____ DATASET CONTENT

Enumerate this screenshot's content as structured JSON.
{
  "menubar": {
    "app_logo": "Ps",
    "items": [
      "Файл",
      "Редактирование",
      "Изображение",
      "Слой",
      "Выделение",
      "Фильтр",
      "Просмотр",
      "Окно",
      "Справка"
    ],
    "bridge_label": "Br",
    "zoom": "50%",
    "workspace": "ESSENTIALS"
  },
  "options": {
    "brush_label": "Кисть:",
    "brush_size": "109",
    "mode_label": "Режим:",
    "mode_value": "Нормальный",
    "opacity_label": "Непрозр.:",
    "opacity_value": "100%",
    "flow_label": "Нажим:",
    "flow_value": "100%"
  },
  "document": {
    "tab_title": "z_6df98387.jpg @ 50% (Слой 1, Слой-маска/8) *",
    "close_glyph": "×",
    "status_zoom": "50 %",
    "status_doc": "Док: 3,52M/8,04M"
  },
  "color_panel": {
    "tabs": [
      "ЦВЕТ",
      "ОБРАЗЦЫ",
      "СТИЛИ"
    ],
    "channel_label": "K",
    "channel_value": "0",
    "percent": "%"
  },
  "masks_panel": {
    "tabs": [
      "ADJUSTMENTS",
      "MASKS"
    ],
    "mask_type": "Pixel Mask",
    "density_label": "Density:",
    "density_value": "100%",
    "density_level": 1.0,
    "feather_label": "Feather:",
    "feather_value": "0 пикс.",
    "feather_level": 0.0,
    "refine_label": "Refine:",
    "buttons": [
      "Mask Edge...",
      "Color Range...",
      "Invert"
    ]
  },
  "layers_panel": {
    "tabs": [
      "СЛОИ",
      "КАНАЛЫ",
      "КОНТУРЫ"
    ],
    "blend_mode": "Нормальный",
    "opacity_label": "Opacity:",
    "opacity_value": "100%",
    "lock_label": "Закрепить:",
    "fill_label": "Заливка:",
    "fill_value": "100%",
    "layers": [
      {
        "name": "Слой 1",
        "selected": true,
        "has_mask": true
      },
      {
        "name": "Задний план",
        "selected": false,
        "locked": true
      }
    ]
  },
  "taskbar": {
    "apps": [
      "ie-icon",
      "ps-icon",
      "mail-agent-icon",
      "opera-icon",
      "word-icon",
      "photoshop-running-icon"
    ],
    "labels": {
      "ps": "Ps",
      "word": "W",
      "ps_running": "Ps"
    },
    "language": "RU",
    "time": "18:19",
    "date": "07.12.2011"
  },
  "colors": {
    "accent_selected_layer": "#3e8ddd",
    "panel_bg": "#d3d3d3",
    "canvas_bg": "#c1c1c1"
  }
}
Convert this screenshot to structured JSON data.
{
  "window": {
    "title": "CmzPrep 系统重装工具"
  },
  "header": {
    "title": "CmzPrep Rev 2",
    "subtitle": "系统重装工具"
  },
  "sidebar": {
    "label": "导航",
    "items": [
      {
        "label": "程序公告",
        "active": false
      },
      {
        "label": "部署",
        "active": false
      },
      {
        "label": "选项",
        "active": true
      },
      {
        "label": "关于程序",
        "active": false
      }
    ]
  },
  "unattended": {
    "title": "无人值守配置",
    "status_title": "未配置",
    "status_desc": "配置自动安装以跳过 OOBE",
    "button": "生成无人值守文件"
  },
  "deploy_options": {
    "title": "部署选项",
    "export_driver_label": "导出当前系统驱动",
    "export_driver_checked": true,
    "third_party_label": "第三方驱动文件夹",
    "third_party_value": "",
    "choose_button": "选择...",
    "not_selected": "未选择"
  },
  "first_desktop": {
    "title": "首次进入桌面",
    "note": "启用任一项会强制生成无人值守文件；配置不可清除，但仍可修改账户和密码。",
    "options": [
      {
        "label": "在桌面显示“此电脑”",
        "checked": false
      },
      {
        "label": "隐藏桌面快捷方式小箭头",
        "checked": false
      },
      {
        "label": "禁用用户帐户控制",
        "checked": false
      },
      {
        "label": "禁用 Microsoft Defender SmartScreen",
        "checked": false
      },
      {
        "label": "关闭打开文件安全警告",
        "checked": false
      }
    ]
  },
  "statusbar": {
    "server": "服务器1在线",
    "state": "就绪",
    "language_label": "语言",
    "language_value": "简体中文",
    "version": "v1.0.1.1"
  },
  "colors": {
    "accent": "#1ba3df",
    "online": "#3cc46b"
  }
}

________

All of the entries above need to be reproduced exactly.

* _ANSWER FOR THE TASK_:
Enumerate this screenshot's content as structured JSON.
{
  "menubar": {
    "app_logo": "Ps",
    "items": [
      "Файл",
      "Редактирование",
      "Изображение",
      "Слой",
      "Выделение",
      "Фильтр",
      "Просмотр",
      "Окно",
      "Справка"
    ],
    "bridge_label": "Br",
    "zoom": "50%",
    "workspace": "ESSENTIALS"
  },
  "options": {
    "brush_label": "Кисть:",
    "brush_size": "109",
    "mode_label": "Режим:",
    "mode_value": "Нормальный",
    "opacity_label": "Непрозр.:",
    "opacity_value": "100%",
    "flow_label": "Нажим:",
    "flow_value": "100%"
  },
  "document": {
    "tab_title": "z_6df98387.jpg @ 50% (Слой 1, Слой-маска/8) *",
    "close_glyph": "×",
    "status_zoom": "50 %",
    "status_doc": "Док: 3,52M/8,04M"
  },
  "color_panel": {
    "tabs": [
      "ЦВЕТ",
      "ОБРАЗЦЫ",
      "СТИЛИ"
    ],
    "channel_label": "K",
    "channel_value": "0",
    "percent": "%"
  },
  "masks_panel": {
    "tabs": [
      "ADJUSTMENTS",
      "MASKS"
    ],
    "mask_type": "Pixel Mask",
    "density_label": "Density:",
    "density_value": "100%",
    "density_level": 1.0,
    "feather_label": "Feather:",
    "feather_value": "0 пикс.",
    "feather_level": 0.0,
    "refine_label": "Refine:",
    "buttons": [
      "Mask Edge...",
      "Color Range...",
      "Invert"
    ]
  },
  "layers_panel": {
    "tabs": [
      "СЛОИ",
      "КАНАЛЫ",
      "КОНТУРЫ"
    ],
    "blend_mode": "Нормальный",
    "opacity_label": "Opacity:",
    "opacity_value": "100%",
    "lock_label": "Закрепить:",
    "fill_label": "Заливка:",
    "fill_value": "100%",
    "layers": [
      {
        "name": "Слой 1",
        "selected": true,
        "has_mask": true
      },
      {
        "name": "Задний план",
        "selected": false,
        "locked": true
      }
    ]
  },
  "taskbar": {
    "apps": [
      "ie-icon",
      "ps-icon",
      "mail-agent-icon",
      "opera-icon",
      "word-icon",
      "photoshop-running-icon"
    ],
    "labels": {
      "ps": "Ps",
      "word": "W",
      "ps_running": "Ps"
    },
    "language": "RU",
    "time": "18:19",
    "date": "07.12.2011"
  },
  "colors": {
    "accent_selected_layer": "#3e8ddd",
    "panel_bg": "#d3d3d3",
    "canvas_bg": "#c1c1c1"
  }
}
Convert this screenshot to structured JSON data.
{
  "window": {
    "title": "CmzPrep 系统重装工具"
  },
  "header": {
    "title": "CmzPrep Rev 2",
    "subtitle": "系统重装工具"
  },
  "sidebar": {
    "label": "导航",
    "items": [
      {
        "label": "程序公告",
        "active": false
      },
      {
        "label": "部署",
        "active": false
      },
      {
        "label": "选项",
        "active": true
      },
      {
        "label": "关于程序",
        "active": false
      }
    ]
  },
  "unattended": {
    "title": "无人值守配置",
    "status_title": "未配置",
    "status_desc": "配置自动安装以跳过 OOBE",
    "button": "生成无人值守文件"
  },
  "deploy_options": {
    "title": "部署选项",
    "export_driver_label": "导出当前系统驱动",
    "export_driver_checked": true,
    "third_party_label": "第三方驱动文件夹",
    "third_party_value": "",
    "choose_button": "选择...",
    "not_selected": "未选择"
  },
  "first_desktop": {
    "title": "首次进入桌面",
    "note": "启用任一项会强制生成无人值守文件；配置不可清除，但仍可修改账户和密码。",
    "options": [
      {
        "label": "在桌面显示“此电脑”",
        "checked": false
      },
      {
        "label": "隐藏桌面快捷方式小箭头",
        "checked": false
      },
      {
        "label": "禁用用户帐户控制",
        "checked": false
      },
      {
        "label": "禁用 Microsoft Defender SmartScreen",
        "checked": false
      },
      {
        "label": "关闭打开文件安全警告",
        "checked": false
      }
    ]
  },
  "statusbar": {
    "server": "服务器1在线",
    "state": "就绪",
    "language_label": "语言",
    "language_value": "简体中文",
    "version": "v1.0.1.1"
  },
  "colors": {
    "accent": "#1ba3df",
    "online": "#3cc46b"
  }
}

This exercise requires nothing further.